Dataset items

┌──

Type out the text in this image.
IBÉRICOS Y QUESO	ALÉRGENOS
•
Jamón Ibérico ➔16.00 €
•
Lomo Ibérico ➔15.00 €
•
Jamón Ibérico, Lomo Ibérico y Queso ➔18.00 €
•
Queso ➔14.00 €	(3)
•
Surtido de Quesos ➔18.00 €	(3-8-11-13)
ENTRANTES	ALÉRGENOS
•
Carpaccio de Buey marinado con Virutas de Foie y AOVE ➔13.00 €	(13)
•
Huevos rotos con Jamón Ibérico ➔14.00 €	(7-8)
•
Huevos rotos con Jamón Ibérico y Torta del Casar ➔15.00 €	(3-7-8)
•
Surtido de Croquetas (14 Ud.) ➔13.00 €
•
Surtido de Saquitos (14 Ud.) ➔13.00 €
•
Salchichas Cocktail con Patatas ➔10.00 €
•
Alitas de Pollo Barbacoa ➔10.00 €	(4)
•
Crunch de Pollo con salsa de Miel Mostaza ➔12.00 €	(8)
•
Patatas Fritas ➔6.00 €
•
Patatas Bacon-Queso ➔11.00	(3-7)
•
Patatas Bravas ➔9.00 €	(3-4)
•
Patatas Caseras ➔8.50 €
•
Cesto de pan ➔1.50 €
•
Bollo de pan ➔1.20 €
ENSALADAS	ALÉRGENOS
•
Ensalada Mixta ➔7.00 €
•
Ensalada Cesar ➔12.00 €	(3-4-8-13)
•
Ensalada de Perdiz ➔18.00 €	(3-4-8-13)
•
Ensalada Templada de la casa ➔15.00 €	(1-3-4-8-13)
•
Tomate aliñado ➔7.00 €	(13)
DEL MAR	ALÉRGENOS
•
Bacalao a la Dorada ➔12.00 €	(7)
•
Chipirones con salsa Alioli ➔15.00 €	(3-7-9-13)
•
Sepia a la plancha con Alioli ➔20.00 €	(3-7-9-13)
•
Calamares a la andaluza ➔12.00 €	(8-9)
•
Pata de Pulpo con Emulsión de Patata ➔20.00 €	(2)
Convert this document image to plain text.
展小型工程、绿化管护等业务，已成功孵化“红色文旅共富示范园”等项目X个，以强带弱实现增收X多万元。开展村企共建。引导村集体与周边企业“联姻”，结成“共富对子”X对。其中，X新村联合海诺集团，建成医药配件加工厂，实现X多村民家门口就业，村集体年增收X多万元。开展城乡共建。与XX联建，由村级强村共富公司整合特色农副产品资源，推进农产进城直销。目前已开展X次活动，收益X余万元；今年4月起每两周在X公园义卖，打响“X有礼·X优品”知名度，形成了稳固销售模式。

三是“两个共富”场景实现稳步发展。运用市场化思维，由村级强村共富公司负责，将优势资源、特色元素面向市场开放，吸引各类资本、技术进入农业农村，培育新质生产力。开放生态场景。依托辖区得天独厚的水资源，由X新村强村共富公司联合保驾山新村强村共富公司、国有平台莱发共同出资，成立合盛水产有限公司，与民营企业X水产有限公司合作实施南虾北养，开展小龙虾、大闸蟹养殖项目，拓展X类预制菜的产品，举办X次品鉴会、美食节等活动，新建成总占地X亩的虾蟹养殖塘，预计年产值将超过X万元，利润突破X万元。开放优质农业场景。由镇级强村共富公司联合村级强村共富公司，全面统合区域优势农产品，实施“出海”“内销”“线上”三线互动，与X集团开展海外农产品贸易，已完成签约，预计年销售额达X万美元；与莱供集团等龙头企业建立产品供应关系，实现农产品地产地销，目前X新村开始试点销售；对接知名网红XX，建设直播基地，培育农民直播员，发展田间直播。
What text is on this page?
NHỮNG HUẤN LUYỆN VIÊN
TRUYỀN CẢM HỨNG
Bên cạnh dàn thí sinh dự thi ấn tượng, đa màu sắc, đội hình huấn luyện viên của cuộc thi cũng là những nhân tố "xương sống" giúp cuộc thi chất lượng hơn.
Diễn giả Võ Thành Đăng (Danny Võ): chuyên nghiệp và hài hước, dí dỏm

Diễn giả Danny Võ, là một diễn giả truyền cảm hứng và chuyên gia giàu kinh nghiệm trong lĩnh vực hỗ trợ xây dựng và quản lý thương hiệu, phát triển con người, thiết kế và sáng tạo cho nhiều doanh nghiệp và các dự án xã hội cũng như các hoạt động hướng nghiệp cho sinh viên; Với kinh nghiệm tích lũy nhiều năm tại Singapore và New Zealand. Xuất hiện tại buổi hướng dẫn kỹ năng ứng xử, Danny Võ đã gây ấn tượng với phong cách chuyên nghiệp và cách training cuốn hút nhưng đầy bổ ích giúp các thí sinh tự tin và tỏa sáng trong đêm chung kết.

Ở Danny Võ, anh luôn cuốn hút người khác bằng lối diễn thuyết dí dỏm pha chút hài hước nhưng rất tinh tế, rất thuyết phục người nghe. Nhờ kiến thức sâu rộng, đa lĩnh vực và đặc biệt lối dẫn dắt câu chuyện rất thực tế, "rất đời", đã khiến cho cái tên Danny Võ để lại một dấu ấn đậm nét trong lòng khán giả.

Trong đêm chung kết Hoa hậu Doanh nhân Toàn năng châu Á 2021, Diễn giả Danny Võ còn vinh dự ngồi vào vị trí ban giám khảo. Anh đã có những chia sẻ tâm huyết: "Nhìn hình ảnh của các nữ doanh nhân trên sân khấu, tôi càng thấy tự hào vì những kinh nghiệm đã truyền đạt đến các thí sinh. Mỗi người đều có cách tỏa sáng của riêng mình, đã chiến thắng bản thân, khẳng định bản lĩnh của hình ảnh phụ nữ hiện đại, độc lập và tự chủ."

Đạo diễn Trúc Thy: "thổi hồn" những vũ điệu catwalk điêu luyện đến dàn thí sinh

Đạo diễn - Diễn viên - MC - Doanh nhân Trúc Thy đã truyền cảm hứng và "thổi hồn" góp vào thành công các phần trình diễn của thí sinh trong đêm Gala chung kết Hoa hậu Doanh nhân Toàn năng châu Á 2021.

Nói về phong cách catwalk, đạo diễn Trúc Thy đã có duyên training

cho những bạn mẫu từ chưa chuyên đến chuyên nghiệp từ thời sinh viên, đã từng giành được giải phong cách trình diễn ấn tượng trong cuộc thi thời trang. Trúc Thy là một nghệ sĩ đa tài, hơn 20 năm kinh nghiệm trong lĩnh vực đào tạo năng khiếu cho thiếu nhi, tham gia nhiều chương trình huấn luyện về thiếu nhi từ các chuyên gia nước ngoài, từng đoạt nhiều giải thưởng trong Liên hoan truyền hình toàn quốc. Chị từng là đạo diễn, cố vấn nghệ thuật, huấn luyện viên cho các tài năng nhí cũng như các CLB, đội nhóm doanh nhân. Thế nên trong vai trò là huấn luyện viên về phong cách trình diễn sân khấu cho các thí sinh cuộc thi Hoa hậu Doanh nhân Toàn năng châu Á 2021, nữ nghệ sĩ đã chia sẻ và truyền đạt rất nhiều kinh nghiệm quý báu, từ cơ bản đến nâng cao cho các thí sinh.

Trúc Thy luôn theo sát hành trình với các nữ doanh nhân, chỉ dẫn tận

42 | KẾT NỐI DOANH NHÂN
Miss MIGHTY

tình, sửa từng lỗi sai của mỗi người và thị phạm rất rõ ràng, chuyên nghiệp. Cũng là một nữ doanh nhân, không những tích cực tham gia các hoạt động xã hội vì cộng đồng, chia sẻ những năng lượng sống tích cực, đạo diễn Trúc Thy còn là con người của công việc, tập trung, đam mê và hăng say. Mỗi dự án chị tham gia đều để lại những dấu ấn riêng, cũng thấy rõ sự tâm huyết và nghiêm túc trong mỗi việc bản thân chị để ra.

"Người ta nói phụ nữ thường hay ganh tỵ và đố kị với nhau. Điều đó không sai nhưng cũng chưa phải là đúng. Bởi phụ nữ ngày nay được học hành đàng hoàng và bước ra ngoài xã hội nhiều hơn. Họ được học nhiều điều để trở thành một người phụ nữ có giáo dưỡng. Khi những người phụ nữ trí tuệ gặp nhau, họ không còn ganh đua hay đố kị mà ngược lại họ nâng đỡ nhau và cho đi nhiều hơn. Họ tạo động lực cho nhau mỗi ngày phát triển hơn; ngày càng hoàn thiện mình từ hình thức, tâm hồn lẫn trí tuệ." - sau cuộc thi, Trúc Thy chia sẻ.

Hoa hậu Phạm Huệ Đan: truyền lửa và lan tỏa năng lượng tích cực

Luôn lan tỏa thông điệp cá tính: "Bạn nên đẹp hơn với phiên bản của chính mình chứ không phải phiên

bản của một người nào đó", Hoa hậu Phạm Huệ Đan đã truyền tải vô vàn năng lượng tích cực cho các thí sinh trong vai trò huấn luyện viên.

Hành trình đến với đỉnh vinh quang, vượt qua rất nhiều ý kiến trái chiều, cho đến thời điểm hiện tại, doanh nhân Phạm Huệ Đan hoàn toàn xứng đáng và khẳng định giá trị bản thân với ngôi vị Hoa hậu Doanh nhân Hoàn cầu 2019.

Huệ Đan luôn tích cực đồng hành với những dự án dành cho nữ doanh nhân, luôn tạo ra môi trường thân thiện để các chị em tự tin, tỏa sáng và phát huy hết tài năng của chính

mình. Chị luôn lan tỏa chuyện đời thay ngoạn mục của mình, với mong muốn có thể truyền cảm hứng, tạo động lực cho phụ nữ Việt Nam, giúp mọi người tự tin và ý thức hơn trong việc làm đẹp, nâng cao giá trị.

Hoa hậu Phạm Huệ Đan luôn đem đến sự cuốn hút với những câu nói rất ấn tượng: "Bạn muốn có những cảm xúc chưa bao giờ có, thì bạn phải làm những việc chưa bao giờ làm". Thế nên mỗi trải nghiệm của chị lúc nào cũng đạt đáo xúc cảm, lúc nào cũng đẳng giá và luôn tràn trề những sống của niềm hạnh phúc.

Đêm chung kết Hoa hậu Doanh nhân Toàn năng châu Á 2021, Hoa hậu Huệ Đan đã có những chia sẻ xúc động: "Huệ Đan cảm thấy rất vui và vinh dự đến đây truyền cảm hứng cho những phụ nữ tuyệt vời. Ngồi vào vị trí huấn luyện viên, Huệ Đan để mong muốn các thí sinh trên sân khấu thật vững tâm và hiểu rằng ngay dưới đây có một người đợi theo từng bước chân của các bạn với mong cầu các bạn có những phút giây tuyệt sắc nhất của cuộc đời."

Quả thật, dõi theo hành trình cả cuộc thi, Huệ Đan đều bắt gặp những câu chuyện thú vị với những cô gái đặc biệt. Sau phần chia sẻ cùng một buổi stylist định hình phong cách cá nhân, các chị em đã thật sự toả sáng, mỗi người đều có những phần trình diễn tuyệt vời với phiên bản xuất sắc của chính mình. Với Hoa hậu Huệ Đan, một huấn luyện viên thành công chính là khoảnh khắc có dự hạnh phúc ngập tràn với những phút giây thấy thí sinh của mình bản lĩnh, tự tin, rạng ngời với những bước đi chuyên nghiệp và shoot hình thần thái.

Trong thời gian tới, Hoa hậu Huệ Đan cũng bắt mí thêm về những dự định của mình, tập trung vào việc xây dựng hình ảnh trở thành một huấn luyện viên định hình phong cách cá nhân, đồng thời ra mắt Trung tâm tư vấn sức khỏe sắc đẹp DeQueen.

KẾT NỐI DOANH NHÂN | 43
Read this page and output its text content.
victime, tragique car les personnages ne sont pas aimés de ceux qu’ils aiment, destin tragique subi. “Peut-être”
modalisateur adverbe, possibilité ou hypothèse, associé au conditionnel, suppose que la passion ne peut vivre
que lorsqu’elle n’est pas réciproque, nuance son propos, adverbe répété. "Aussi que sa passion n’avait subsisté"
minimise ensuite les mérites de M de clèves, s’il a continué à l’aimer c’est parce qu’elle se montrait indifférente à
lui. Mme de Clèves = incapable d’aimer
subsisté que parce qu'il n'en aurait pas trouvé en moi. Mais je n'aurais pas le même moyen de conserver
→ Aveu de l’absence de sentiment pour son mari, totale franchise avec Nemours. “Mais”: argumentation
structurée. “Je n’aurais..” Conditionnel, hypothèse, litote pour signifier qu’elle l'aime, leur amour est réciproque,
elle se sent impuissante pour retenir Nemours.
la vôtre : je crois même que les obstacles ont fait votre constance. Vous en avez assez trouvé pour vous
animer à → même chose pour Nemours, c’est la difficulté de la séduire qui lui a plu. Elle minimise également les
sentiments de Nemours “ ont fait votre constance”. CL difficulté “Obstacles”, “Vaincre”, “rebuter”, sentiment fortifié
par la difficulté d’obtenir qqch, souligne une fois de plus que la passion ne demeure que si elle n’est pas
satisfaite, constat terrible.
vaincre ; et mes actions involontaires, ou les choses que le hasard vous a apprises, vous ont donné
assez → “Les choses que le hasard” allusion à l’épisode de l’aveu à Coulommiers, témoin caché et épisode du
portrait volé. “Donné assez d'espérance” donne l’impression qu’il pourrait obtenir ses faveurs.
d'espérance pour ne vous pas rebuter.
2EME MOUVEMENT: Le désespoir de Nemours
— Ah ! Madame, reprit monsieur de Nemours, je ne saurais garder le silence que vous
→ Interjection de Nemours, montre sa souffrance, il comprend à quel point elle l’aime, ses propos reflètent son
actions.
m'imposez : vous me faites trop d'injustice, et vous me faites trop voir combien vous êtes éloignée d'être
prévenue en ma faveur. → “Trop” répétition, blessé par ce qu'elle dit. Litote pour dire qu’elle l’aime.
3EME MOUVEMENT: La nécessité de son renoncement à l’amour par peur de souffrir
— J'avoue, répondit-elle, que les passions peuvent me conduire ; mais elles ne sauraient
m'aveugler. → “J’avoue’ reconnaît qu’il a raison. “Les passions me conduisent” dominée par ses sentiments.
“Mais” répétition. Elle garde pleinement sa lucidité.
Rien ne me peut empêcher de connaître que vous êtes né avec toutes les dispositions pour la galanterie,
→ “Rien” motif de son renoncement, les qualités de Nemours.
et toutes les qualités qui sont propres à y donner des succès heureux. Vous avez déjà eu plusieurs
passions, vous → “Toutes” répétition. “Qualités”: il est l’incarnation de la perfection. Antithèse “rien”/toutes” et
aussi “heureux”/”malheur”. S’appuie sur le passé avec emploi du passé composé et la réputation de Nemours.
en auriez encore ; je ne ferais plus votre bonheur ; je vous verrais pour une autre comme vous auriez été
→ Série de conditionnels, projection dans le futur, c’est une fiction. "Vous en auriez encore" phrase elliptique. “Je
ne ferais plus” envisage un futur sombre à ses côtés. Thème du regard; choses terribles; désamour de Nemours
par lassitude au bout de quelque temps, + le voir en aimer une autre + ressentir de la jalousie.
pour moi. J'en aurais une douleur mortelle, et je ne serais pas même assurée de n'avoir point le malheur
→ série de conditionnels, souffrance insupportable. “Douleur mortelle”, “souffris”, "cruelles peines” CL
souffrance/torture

└──

WORK TO DO: Show the lines of the data that hold the word "autre".

ANSWER BELOW:
en auriez encore ; je ne ferais plus votre bonheur ; je vous verrais pour une autre comme vous auriez été
par lassitude au bout de quelque temps, + le voir en aimer une autre + ressentir de la jalousie.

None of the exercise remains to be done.